**TASK DIRECTIONS:** Will you quote all of the entries, word for word?

**INFORMATION PROVIDED:**
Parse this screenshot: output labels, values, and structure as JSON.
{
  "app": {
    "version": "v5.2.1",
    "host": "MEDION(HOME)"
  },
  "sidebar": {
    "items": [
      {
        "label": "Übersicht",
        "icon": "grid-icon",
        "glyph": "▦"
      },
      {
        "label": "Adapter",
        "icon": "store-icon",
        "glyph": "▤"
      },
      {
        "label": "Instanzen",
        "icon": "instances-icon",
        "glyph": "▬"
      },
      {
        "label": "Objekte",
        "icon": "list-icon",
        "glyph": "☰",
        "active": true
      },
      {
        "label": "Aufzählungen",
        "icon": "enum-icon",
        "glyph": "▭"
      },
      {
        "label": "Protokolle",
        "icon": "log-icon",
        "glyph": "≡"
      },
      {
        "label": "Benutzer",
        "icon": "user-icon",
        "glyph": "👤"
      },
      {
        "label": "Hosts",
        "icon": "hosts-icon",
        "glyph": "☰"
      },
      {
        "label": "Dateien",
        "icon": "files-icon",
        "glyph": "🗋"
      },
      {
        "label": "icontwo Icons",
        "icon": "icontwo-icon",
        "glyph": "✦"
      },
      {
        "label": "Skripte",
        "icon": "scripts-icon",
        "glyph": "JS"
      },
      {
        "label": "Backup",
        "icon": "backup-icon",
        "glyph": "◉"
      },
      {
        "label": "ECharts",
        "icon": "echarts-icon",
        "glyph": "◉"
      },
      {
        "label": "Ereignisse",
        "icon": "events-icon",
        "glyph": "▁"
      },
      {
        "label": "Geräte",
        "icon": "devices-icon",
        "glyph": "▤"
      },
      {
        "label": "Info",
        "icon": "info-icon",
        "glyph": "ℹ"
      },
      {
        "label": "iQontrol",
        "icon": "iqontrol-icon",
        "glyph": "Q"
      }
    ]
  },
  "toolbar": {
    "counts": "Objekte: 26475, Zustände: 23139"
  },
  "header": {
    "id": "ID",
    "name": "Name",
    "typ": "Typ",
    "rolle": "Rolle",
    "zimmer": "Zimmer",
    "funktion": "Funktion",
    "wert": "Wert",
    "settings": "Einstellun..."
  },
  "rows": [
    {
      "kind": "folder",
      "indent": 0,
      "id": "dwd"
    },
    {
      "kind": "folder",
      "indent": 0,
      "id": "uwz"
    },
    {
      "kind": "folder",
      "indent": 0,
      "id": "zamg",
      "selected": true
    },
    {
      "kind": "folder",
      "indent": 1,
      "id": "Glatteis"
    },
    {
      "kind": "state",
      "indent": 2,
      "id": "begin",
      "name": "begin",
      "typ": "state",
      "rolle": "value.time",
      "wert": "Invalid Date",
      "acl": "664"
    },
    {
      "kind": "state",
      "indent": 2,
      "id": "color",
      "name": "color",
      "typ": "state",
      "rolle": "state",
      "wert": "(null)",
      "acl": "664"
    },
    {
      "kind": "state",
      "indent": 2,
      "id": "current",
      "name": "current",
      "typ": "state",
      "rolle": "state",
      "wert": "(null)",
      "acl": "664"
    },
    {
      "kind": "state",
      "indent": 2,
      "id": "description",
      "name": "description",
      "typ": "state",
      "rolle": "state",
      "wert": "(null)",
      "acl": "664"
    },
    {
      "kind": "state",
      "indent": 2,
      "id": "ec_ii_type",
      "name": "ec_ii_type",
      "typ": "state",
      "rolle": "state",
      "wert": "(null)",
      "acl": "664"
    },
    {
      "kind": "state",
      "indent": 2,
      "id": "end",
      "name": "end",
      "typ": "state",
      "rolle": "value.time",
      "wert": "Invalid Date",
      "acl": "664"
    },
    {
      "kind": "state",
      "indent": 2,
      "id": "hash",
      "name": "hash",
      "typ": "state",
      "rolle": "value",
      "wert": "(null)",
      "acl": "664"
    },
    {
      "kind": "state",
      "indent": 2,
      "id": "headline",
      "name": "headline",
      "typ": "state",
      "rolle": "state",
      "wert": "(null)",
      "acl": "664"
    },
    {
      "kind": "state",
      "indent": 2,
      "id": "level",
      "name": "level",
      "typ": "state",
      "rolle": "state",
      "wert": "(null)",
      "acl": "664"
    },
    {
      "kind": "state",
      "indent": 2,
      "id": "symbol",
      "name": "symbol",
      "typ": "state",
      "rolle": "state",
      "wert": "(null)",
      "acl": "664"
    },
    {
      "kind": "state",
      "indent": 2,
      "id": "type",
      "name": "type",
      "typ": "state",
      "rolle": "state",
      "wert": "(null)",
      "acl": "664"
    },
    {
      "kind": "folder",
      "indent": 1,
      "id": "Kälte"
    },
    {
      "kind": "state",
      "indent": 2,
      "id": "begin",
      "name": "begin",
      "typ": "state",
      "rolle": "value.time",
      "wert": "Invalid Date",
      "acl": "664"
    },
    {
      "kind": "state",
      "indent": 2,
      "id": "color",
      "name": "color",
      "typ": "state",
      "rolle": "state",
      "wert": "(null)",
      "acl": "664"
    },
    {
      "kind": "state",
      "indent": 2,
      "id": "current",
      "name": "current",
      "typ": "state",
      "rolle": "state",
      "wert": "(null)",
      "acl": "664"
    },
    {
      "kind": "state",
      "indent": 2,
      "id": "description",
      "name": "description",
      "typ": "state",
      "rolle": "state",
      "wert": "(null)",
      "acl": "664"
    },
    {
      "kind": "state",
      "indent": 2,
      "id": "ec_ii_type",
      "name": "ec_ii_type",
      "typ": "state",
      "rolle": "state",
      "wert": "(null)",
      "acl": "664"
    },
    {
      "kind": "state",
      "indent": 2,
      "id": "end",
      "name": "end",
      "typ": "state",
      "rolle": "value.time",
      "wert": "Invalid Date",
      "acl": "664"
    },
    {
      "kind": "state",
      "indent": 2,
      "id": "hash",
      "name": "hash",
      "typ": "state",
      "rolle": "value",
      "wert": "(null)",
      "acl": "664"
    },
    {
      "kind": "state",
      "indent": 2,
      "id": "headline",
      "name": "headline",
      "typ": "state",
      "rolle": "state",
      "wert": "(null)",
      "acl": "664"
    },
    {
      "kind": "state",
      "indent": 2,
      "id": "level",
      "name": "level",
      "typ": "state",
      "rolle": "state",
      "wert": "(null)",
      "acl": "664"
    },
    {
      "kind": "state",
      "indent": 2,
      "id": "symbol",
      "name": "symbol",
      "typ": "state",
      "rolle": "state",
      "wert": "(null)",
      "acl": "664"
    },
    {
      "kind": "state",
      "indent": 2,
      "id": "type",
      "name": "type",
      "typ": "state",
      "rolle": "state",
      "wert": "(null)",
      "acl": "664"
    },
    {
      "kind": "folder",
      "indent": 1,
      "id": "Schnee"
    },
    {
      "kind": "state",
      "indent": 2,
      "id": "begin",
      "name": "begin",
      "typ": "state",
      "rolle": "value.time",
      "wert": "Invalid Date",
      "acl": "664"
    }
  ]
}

**ANSWER TO THIS PROBLEM:**
Parse this screenshot: output labels, values, and structure as JSON.
{
  "app": {
    "version": "v5.2.1",
    "host": "MEDION(HOME)"
  },
  "sidebar": {
    "items": [
      {
        "label": "Übersicht",
        "icon": "grid-icon",
        "glyph": "▦"
      },
      {
        "label": "Adapter",
        "icon": "store-icon",
        "glyph": "▤"
      },
      {
        "label": "Instanzen",
        "icon": "instances-icon",
        "glyph": "▬"
      },
      {
        "label": "Objekte",
        "icon": "list-icon",
        "glyph": "☰",
        "active": true
      },
      {
        "label": "Aufzählungen",
        "icon": "enum-icon",
        "glyph": "▭"
      },
      {
        "label": "Protokolle",
        "icon": "log-icon",
        "glyph": "≡"
      },
      {
        "label": "Benutzer",
        "icon": "user-icon",
        "glyph": "👤"
      },
      {
        "label": "Hosts",
        "icon": "hosts-icon",
        "glyph": "☰"
      },
      {
        "label": "Dateien",
        "icon": "files-icon",
        "glyph": "🗋"
      },
      {
        "label": "icontwo Icons",
        "icon": "icontwo-icon",
        "glyph": "✦"
      },
      {
        "label": "Skripte",
        "icon": "scripts-icon",
        "glyph": "JS"
      },
      {
        "label": "Backup",
        "icon": "backup-icon",
        "glyph": "◉"
      },
      {
        "label": "ECharts",
        "icon": "echarts-icon",
        "glyph": "◉"
      },
      {
        "label": "Ereignisse",
        "icon": "events-icon",
        "glyph": "▁"
      },
      {
        "label": "Geräte",
        "icon": "devices-icon",
        "glyph": "▤"
      },
      {
        "label": "Info",
        "icon": "info-icon",
        "glyph": "ℹ"
      },
      {
        "label": "iQontrol",
        "icon": "iqontrol-icon",
        "glyph": "Q"
      }
    ]
  },
  "toolbar": {
    "counts": "Objekte: 26475, Zustände: 23139"
  },
  "header": {
    "id": "ID",
    "name": "Name",
    "typ": "Typ",
    "rolle": "Rolle",
    "zimmer": "Zimmer",
    "funktion": "Funktion",
    "wert": "Wert",
    "settings": "Einstellun..."
  },
  "rows": [
    {
      "kind": "folder",
      "indent": 0,
      "id": "dwd"
    },
    {
      "kind": "folder",
      "indent": 0,
      "id": "uwz"
    },
    {
      "kind": "folder",
      "indent": 0,
      "id": "zamg",
      "selected": true
    },
    {
      "kind": "folder",
      "indent": 1,
      "id": "Glatteis"
    },
    {
      "kind": "state",
      "indent": 2,
      "id": "begin",
      "name": "begin",
      "typ": "state",
      "rolle": "value.time",
      "wert": "Invalid Date",
      "acl": "664"
    },
    {
      "kind": "state",
      "indent": 2,
      "id": "color",
      "name": "color",
      "typ": "state",
      "rolle": "state",
      "wert": "(null)",
      "acl": "664"
    },
    {
      "kind": "state",
      "indent": 2,
      "id": "current",
      "name": "current",
      "typ": "state",
      "rolle": "state",
      "wert": "(null)",
      "acl": "664"
    },
    {
      "kind": "state",
      "indent": 2,
      "id": "description",
      "name": "description",
      "typ": "state",
      "rolle": "state",
      "wert": "(null)",
      "acl": "664"
    },
    {
      "kind": "state",
      "indent": 2,
      "id": "ec_ii_type",
      "name": "ec_ii_type",
      "typ": "state",
      "rolle": "state",
      "wert": "(null)",
      "acl": "664"
    },
    {
      "kind": "state",
      "indent": 2,
      "id": "end",
      "name": "end",
      "typ": "state",
      "rolle": "value.time",
      "wert": "Invalid Date",
      "acl": "664"
    },
    {
      "kind": "state",
      "indent": 2,
      "id": "hash",
      "name": "hash",
      "typ": "state",
      "rolle": "value",
      "wert": "(null)",
      "acl": "664"
    },
    {
      "kind": "state",
      "indent": 2,
      "id": "headline",
      "name": "headline",
      "typ": "state",
      "rolle": "state",
      "wert": "(null)",
      "acl": "664"
    },
    {
      "kind": "state",
      "indent": 2,
      "id": "level",
      "name": "level",
      "typ": "state",
      "rolle": "state",
      "wert": "(null)",
      "acl": "664"
    },
    {
      "kind": "state",
      "indent": 2,
      "id": "symbol",
      "name": "symbol",
      "typ": "state",
      "rolle": "state",
      "wert": "(null)",
      "acl": "664"
    },
    {
      "kind": "state",
      "indent": 2,
      "id": "type",
      "name": "type",
      "typ": "state",
      "rolle": "state",
      "wert": "(null)",
      "acl": "664"
    },
    {
      "kind": "folder",
      "indent": 1,
      "id": "Kälte"
    },
    {
      "kind": "state",
      "indent": 2,
      "id": "begin",
      "name": "begin",
      "typ": "state",
      "rolle": "value.time",
      "wert": "Invalid Date",
      "acl": "664"
    },
    {
      "kind": "state",
      "indent": 2,
      "id": "color",
      "name": "color",
      "typ": "state",
      "rolle": "state",
      "wert": "(null)",
      "acl": "664"
    },
    {
      "kind": "state",
      "indent": 2,
      "id": "current",
      "name": "current",
      "typ": "state",
      "rolle": "state",
      "wert": "(null)",
      "acl": "664"
    },
    {
      "kind": "state",
      "indent": 2,
      "id": "description",
      "name": "description",
      "typ": "state",
      "rolle": "state",
      "wert": "(null)",
      "acl": "664"
    },
    {
      "kind": "state",
      "indent": 2,
      "id": "ec_ii_type",
      "name": "ec_ii_type",
      "typ": "state",
      "rolle": "state",
      "wert": "(null)",
      "acl": "664"
    },
    {
      "kind": "state",
      "indent": 2,
      "id": "end",
      "name": "end",
      "typ": "state",
      "rolle": "value.time",
      "wert": "Invalid Date",
      "acl": "664"
    },
    {
      "kind": "state",
      "indent": 2,
      "id": "hash",
      "name": "hash",
      "typ": "state",
      "rolle": "value",
      "wert": "(null)",
      "acl": "664"
    },
    {
      "kind": "state",
      "indent": 2,
      "id": "headline",
      "name": "headline",
      "typ": "state",
      "rolle": "state",
      "wert": "(null)",
      "acl": "664"
    },
    {
      "kind": "state",
      "indent": 2,
      "id": "level",
      "name": "level",
      "typ": "state",
      "rolle": "state",
      "wert": "(null)",
      "acl": "664"
    },
    {
      "kind": "state",
      "indent": 2,
      "id": "symbol",
      "name": "symbol",
      "typ": "state",
      "rolle": "state",
      "wert": "(null)",
      "acl": "664"
    },
    {
      "kind": "state",
      "indent": 2,
      "id": "type",
      "name": "type",
      "typ": "state",
      "rolle": "state",
      "wert": "(null)",
      "acl": "664"
    },
    {
      "kind": "folder",
      "indent": 1,
      "id": "Schnee"
    },
    {
      "kind": "state",
      "indent": 2,
      "id": "begin",
      "name": "begin",
      "typ": "state",
      "rolle": "value.time",
      "wert": "Invalid Date",
      "acl": "664"
    }
  ]
}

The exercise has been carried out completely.